Find each line containing the string "between". Copy it.

# TASK INPUT start

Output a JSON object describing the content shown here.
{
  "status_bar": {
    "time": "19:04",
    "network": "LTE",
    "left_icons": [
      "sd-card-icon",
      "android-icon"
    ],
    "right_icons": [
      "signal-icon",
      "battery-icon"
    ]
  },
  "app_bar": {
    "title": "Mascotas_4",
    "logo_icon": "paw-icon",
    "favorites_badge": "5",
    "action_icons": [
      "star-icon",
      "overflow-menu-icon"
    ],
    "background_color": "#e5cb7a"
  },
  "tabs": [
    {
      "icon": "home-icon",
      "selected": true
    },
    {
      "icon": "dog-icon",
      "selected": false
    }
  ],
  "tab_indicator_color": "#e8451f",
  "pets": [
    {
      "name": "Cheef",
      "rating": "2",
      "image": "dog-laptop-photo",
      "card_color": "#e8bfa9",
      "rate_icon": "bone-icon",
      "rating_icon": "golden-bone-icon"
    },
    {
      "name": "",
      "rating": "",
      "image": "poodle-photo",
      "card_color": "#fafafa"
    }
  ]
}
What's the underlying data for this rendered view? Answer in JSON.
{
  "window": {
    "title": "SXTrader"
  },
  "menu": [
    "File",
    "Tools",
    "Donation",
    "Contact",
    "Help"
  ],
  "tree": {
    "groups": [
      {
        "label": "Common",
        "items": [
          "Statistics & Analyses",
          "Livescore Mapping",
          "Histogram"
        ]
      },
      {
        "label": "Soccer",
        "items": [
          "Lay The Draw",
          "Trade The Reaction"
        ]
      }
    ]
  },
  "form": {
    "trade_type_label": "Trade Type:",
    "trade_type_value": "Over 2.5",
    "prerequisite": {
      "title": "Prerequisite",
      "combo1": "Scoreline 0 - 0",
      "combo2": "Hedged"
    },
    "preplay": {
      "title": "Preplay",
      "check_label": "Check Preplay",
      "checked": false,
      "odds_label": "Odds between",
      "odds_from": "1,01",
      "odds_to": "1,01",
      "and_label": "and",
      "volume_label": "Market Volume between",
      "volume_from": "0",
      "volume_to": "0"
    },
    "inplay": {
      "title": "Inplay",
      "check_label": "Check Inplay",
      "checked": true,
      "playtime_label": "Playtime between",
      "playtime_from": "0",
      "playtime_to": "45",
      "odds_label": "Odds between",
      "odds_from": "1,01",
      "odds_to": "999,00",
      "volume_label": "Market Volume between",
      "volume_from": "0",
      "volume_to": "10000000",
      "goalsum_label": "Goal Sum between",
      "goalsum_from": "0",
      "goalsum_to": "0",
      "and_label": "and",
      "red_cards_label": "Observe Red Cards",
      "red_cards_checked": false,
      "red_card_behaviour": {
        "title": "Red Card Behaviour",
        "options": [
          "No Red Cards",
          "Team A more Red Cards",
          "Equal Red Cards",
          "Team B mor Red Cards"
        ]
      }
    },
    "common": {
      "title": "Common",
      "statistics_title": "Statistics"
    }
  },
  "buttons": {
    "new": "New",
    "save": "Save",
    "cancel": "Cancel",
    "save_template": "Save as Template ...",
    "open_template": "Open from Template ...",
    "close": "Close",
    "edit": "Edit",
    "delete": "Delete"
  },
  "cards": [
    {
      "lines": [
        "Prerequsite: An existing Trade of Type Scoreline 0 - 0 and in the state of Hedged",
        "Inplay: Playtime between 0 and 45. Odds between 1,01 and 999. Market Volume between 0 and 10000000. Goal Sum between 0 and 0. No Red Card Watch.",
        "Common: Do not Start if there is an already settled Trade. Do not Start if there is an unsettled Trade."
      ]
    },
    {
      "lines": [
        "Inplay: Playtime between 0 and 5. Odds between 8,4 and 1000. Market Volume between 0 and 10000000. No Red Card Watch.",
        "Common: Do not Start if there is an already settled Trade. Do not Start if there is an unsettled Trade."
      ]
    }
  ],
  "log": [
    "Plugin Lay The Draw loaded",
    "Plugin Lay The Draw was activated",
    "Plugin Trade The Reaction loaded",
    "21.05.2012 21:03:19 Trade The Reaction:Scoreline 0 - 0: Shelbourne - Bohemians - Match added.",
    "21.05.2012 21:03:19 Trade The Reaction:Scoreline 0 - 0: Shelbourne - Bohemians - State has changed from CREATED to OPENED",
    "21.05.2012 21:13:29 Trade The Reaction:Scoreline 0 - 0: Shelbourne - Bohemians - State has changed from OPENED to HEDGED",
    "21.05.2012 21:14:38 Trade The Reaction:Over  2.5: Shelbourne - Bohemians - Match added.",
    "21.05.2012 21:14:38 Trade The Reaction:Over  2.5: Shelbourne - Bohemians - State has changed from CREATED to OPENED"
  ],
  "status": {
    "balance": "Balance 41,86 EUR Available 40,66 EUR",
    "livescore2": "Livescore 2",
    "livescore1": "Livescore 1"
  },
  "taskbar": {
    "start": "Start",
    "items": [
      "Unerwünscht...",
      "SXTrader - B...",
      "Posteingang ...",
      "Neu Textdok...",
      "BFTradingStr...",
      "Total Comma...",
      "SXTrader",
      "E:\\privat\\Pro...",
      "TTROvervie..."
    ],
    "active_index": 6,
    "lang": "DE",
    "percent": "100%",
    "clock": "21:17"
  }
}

# TASK INPUT end

▸ **TASK RESULT**
      "odds_label": "Odds between",
      "volume_label": "Market Volume between",
      "playtime_label": "Playtime between",
      "odds_label": "Odds between",
      "volume_label": "Market Volume between",
      "goalsum_label": "Goal Sum between",
        "Inplay: Playtime between 0 and 45. Odds between 1,01 and 999. Market Volume between 0 and 10000000. Goal Sum between 0 and 0. No Red Card Watch.",
        "Inplay: Playtime between 0 and 5. Odds between 8,4 and 1000. Market Volume between 0 and 10000000. No Red Card Watch.",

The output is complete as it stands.